— Start of Stored data —

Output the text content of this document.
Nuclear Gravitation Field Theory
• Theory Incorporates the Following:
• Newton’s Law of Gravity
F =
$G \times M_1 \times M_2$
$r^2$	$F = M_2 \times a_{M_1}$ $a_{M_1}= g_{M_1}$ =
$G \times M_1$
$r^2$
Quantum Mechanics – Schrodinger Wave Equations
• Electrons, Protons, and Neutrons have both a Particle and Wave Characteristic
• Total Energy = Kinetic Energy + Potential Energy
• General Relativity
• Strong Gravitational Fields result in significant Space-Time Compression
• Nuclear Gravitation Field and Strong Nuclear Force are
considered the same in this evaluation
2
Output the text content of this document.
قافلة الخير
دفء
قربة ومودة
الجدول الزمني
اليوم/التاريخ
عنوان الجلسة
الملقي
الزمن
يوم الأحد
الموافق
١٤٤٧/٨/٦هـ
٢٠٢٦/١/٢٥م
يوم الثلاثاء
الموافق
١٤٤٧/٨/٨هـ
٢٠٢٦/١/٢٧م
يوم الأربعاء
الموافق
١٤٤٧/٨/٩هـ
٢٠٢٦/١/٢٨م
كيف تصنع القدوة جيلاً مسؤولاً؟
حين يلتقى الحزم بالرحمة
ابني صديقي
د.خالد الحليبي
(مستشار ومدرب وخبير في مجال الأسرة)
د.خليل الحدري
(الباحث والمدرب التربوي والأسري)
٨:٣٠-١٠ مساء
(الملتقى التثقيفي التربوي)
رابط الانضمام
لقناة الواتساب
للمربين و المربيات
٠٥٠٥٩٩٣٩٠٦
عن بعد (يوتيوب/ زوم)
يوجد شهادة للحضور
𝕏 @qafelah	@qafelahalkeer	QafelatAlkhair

— End of Stored data —

Could you reproduce every record above exactly as it appears?

Output the text content of this document.
Nuclear Gravitation Field Theory
• Theory Incorporates the Following:
• Newton’s Law of Gravity
F =
$G \times M_1 \times M_2$
$r^2$	$F = M_2 \times a_{M_1}$ $a_{M_1}= g_{M_1}$ =
$G \times M_1$
$r^2$
Quantum Mechanics – Schrodinger Wave Equations
• Electrons, Protons, and Neutrons have both a Particle and Wave Characteristic
• Total Energy = Kinetic Energy + Potential Energy
• General Relativity
• Strong Gravitational Fields result in significant Space-Time Compression
• Nuclear Gravitation Field and Strong Nuclear Force are
considered the same in this evaluation
2
Output the text content of this document.
قافلة الخير
دفء
قربة ومودة
الجدول الزمني
اليوم/التاريخ
عنوان الجلسة
الملقي
الزمن
يوم الأحد
الموافق
١٤٤٧/٨/٦هـ
٢٠٢٦/١/٢٥م
يوم الثلاثاء
الموافق
١٤٤٧/٨/٨هـ
٢٠٢٦/١/٢٧م
يوم الأربعاء
الموافق
١٤٤٧/٨/٩هـ
٢٠٢٦/١/٢٨م
كيف تصنع القدوة جيلاً مسؤولاً؟
حين يلتقى الحزم بالرحمة
ابني صديقي
د.خالد الحليبي
(مستشار ومدرب وخبير في مجال الأسرة)
د.خليل الحدري
(الباحث والمدرب التربوي والأسري)
٨:٣٠-١٠ مساء
(الملتقى التثقيفي التربوي)
رابط الانضمام
لقناة الواتساب
للمربين و المربيات
٠٥٠٥٩٩٣٩٠٦
عن بعد (يوتيوب/ زوم)
يوجد شهادة للحضور
𝕏 @qafelah	@qafelahalkeer	QafelatAlkhair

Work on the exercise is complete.